• THE REQUEST
Scan the material below for lines with the word "full" and report how many there are, with nothing added.

** START DATA FOR THE TASK **

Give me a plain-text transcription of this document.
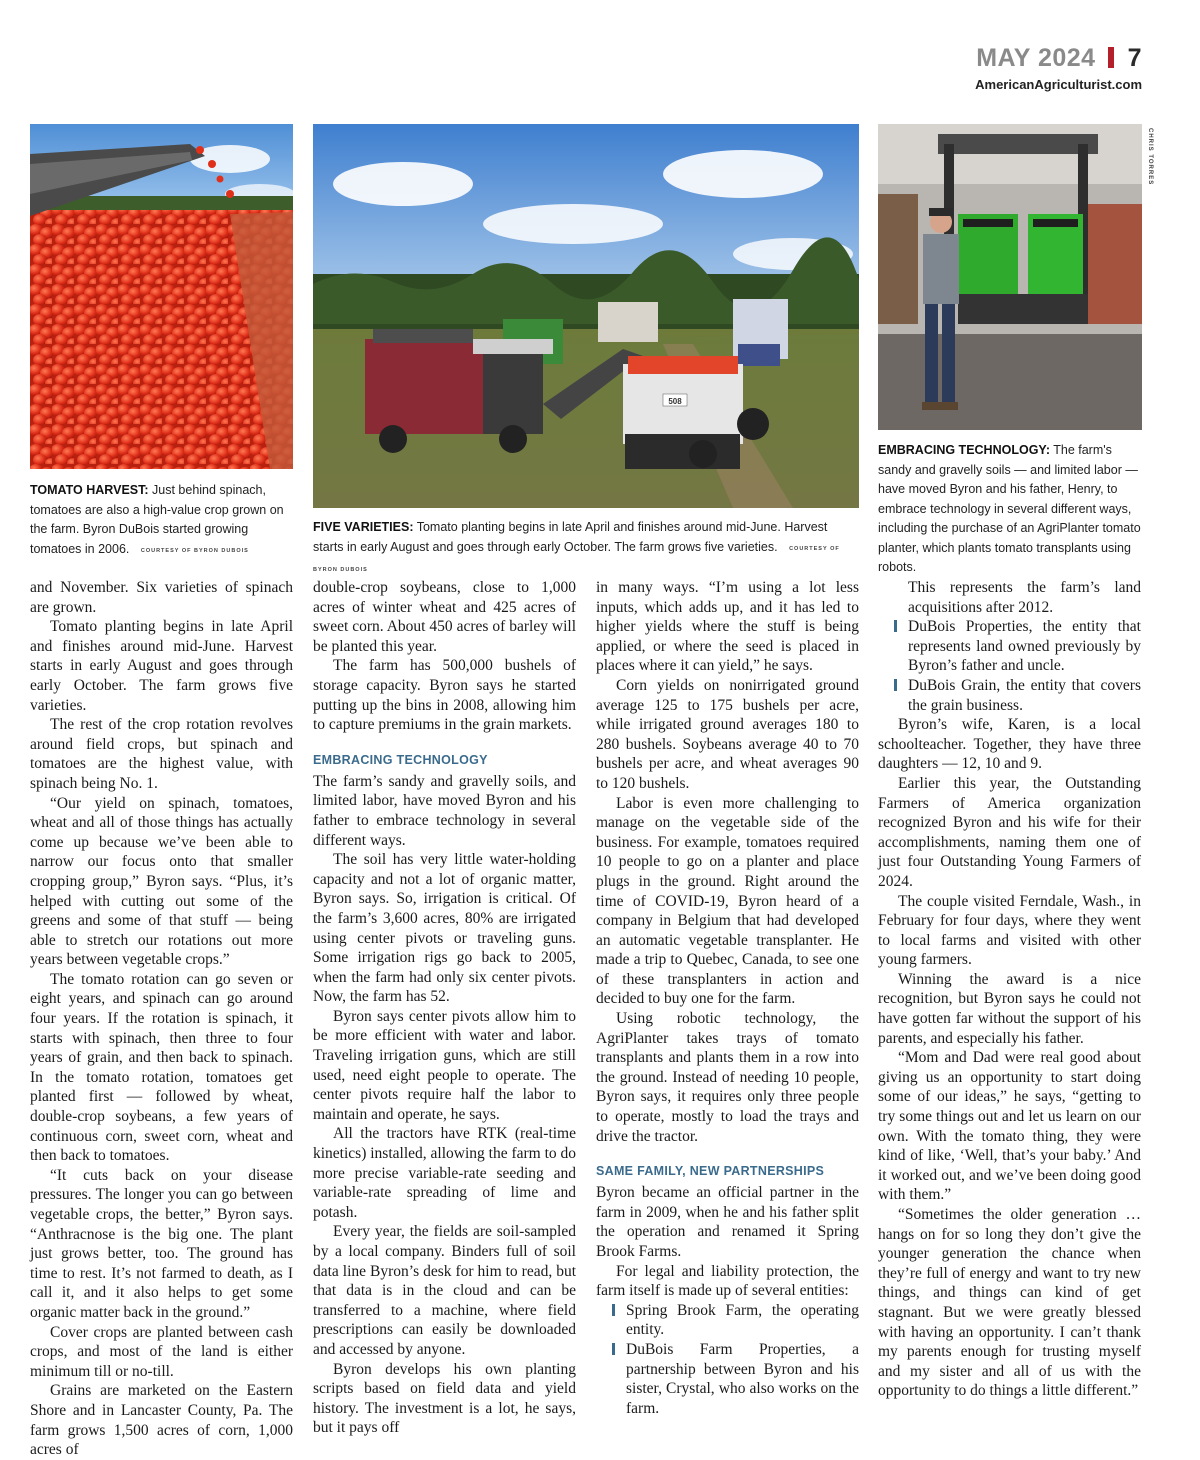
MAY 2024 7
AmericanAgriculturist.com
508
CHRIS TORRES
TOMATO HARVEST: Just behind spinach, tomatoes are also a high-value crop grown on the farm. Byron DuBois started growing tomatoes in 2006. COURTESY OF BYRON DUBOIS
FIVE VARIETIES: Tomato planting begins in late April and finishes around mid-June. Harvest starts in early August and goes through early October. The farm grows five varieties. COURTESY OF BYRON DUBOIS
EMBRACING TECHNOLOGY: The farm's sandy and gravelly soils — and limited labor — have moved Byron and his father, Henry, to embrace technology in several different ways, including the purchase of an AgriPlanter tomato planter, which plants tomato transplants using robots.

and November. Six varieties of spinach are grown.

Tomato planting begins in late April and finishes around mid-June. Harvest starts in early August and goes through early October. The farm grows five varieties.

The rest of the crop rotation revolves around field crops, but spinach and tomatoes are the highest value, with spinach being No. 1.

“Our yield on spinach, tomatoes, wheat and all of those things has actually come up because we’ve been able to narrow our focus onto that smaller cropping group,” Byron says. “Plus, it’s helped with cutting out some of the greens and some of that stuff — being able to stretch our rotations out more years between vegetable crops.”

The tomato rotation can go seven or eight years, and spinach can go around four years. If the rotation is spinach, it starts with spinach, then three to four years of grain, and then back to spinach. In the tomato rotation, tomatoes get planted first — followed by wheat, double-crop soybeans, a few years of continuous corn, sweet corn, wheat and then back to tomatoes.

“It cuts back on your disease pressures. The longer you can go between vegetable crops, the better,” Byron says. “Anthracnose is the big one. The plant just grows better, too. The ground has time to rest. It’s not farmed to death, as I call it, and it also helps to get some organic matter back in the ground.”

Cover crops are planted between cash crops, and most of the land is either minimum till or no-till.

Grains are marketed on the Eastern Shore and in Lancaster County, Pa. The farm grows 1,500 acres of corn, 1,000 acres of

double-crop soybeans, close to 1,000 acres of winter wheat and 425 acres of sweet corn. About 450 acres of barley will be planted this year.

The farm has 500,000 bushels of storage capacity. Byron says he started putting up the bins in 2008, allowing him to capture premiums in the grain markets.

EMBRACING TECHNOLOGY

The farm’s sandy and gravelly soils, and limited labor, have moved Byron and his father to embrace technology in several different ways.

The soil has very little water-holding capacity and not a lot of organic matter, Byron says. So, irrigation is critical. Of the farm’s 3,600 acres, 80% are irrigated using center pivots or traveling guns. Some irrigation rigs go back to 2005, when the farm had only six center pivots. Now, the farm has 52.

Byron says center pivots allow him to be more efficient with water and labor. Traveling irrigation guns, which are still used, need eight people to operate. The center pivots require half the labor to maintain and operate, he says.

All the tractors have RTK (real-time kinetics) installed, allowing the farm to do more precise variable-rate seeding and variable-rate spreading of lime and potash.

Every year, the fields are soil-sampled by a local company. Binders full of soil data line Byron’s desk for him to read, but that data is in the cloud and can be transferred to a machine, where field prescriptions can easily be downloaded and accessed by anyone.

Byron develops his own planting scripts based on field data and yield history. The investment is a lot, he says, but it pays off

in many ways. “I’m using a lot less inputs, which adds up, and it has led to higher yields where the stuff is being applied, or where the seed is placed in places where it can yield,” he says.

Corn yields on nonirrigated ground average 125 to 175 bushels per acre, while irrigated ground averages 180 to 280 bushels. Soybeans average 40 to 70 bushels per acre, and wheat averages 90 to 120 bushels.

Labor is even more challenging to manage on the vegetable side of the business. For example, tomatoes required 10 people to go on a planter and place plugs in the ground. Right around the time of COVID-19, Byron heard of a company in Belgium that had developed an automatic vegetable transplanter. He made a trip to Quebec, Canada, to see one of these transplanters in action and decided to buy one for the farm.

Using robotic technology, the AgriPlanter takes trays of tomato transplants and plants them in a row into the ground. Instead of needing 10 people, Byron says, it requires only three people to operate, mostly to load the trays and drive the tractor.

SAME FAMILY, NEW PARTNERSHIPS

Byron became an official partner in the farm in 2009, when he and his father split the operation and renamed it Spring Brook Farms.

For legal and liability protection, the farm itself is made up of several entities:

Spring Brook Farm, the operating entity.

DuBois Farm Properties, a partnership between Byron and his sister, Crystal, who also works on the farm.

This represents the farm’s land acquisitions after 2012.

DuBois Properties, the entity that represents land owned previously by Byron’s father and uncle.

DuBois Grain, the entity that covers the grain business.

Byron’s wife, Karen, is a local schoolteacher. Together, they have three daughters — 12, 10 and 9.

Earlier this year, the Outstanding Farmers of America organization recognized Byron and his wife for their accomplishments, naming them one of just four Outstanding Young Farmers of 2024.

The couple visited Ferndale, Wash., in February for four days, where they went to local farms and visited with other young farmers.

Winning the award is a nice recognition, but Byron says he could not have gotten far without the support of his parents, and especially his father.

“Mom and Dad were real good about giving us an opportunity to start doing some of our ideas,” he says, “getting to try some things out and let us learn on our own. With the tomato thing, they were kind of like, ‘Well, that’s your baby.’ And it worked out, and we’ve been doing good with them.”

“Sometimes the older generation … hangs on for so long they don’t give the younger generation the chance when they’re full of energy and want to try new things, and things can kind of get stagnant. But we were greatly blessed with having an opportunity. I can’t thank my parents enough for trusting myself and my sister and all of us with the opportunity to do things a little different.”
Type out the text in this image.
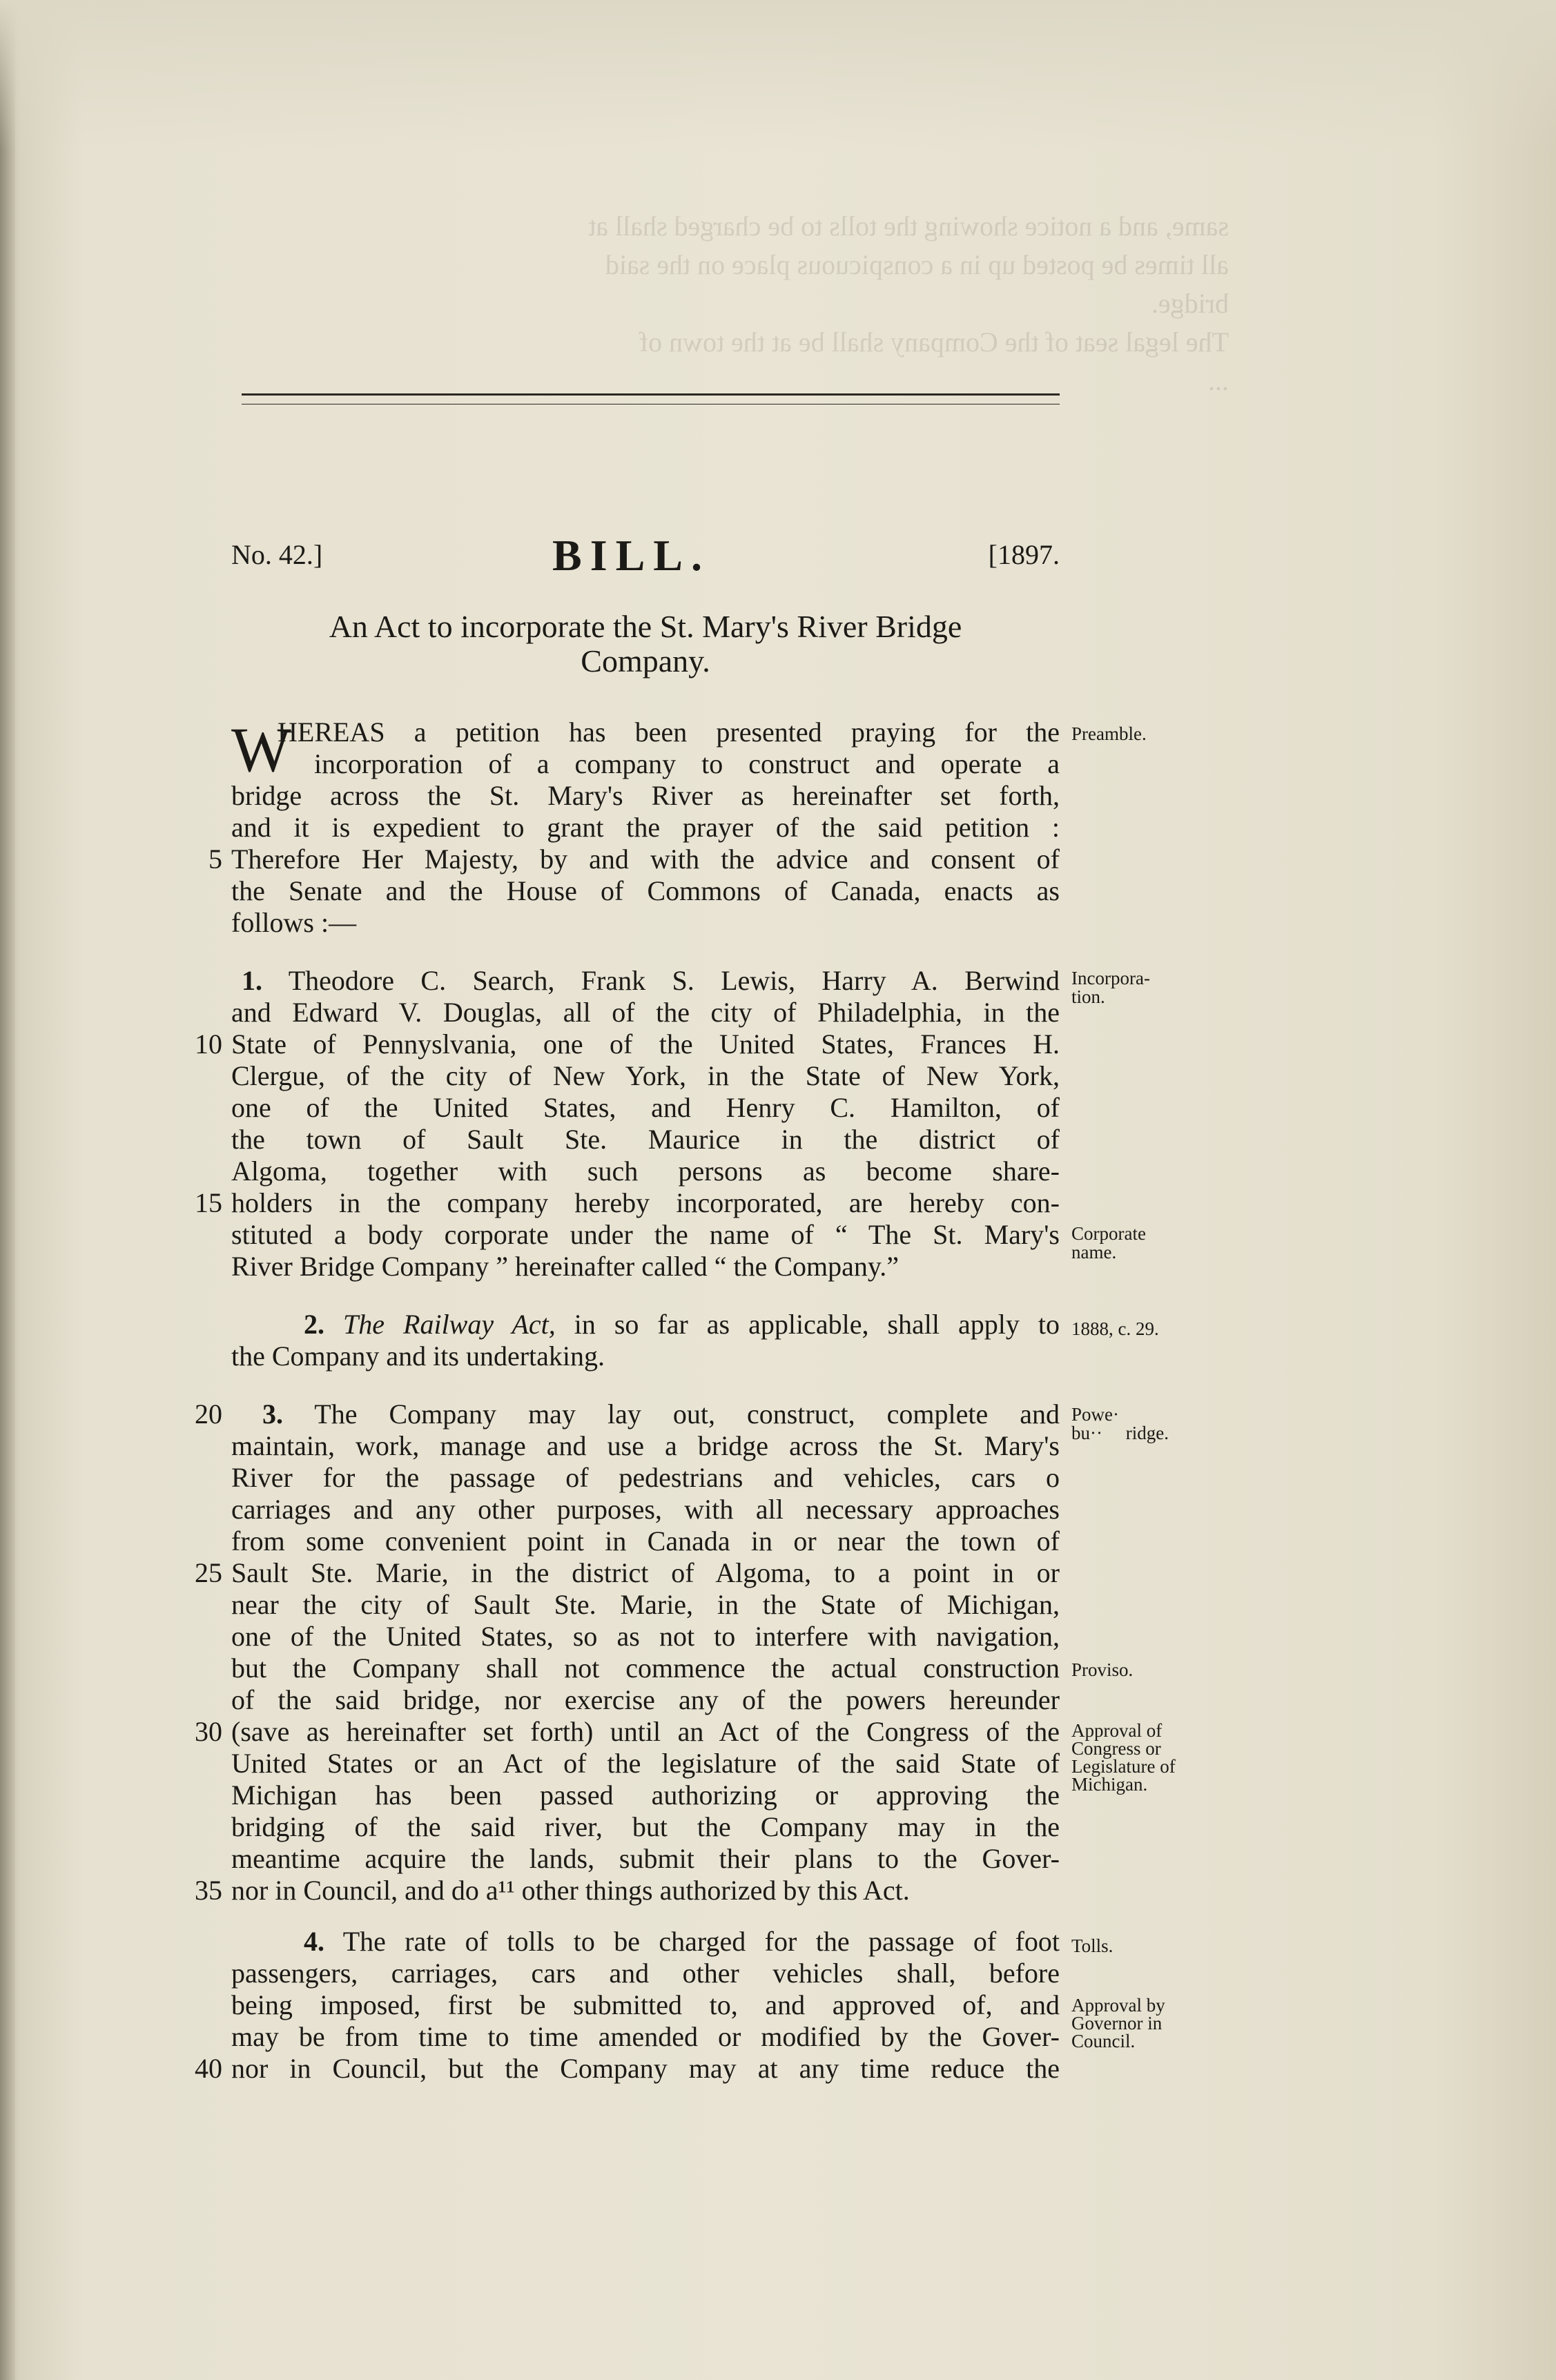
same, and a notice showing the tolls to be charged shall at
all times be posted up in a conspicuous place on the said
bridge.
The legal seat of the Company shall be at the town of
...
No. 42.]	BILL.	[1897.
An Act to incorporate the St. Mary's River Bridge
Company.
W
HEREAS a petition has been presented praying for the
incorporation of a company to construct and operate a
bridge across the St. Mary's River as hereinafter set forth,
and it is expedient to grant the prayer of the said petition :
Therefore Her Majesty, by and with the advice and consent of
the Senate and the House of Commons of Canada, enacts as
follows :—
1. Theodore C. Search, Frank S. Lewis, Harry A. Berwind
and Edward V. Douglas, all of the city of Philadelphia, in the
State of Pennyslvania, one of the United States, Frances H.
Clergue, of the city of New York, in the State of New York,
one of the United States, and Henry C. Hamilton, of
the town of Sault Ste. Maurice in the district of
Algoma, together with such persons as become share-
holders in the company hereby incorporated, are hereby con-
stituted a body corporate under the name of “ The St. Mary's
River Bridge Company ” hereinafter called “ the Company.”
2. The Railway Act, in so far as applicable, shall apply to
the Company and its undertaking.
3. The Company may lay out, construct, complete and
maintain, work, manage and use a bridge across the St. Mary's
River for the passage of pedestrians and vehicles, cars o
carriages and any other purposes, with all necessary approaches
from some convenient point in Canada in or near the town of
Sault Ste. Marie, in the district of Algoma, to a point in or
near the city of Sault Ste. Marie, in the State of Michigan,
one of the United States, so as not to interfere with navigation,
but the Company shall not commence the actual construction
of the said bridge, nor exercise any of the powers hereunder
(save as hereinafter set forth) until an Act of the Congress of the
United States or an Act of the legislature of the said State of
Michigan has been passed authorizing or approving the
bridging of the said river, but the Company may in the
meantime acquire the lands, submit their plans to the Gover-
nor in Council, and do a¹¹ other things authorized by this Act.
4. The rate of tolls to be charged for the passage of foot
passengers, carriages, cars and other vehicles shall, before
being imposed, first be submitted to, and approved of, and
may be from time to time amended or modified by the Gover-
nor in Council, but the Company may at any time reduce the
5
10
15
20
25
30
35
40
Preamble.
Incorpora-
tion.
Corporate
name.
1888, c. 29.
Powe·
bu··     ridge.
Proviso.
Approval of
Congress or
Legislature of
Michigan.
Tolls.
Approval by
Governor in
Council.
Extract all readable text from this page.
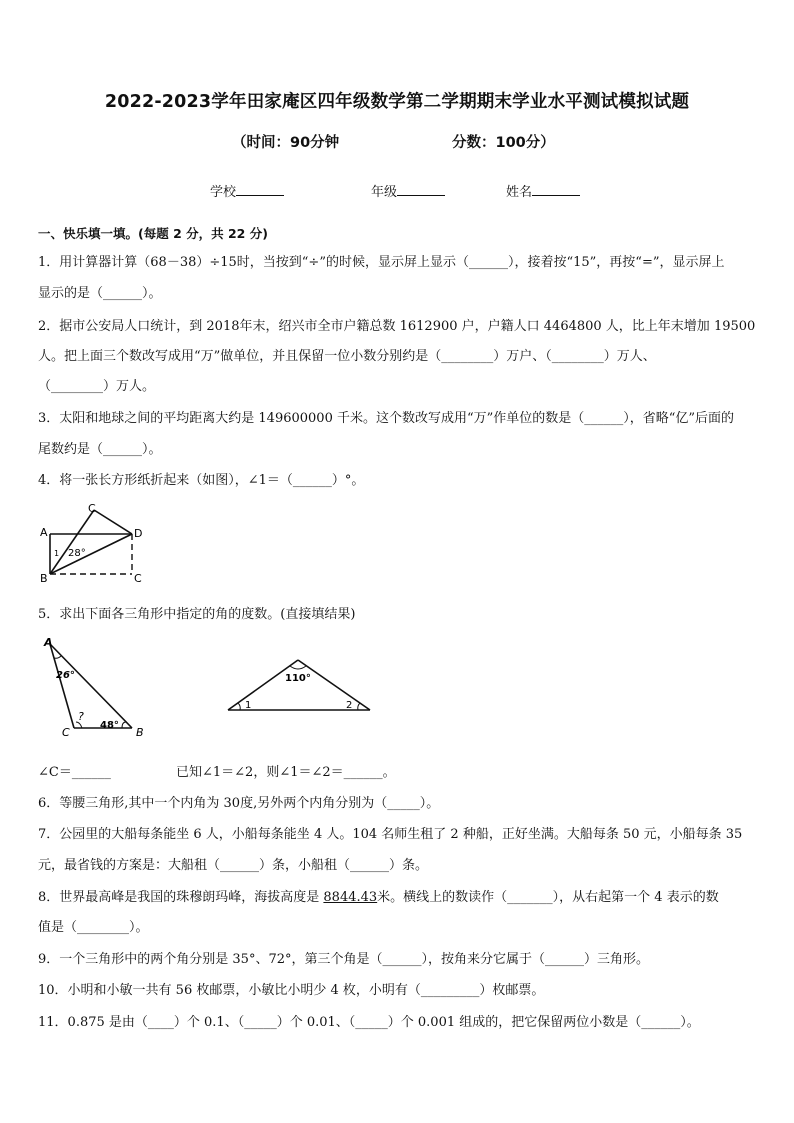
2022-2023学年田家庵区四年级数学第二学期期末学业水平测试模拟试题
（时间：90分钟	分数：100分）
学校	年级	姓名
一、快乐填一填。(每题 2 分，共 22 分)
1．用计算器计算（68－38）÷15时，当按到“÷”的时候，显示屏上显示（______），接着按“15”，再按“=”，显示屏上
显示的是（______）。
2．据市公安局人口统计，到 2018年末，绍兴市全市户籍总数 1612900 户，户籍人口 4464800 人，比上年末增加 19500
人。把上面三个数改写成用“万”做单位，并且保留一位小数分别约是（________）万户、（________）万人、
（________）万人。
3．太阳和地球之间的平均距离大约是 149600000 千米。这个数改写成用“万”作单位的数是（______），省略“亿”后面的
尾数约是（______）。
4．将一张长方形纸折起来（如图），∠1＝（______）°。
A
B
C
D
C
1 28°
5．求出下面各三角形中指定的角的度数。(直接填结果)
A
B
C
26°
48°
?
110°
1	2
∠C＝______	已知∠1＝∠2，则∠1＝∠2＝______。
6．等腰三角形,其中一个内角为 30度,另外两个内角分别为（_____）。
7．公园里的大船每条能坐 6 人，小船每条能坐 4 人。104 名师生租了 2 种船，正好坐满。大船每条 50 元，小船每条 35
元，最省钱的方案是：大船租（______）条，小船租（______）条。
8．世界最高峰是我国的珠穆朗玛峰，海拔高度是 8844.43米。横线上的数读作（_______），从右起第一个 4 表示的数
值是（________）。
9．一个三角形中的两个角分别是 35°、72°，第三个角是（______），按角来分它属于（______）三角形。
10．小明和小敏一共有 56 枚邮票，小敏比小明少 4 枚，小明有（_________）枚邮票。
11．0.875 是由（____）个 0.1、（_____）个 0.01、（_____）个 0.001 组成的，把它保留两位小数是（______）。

** END DATA FOR THE TASK **

• ANSWER TO THIS EXERCISE
2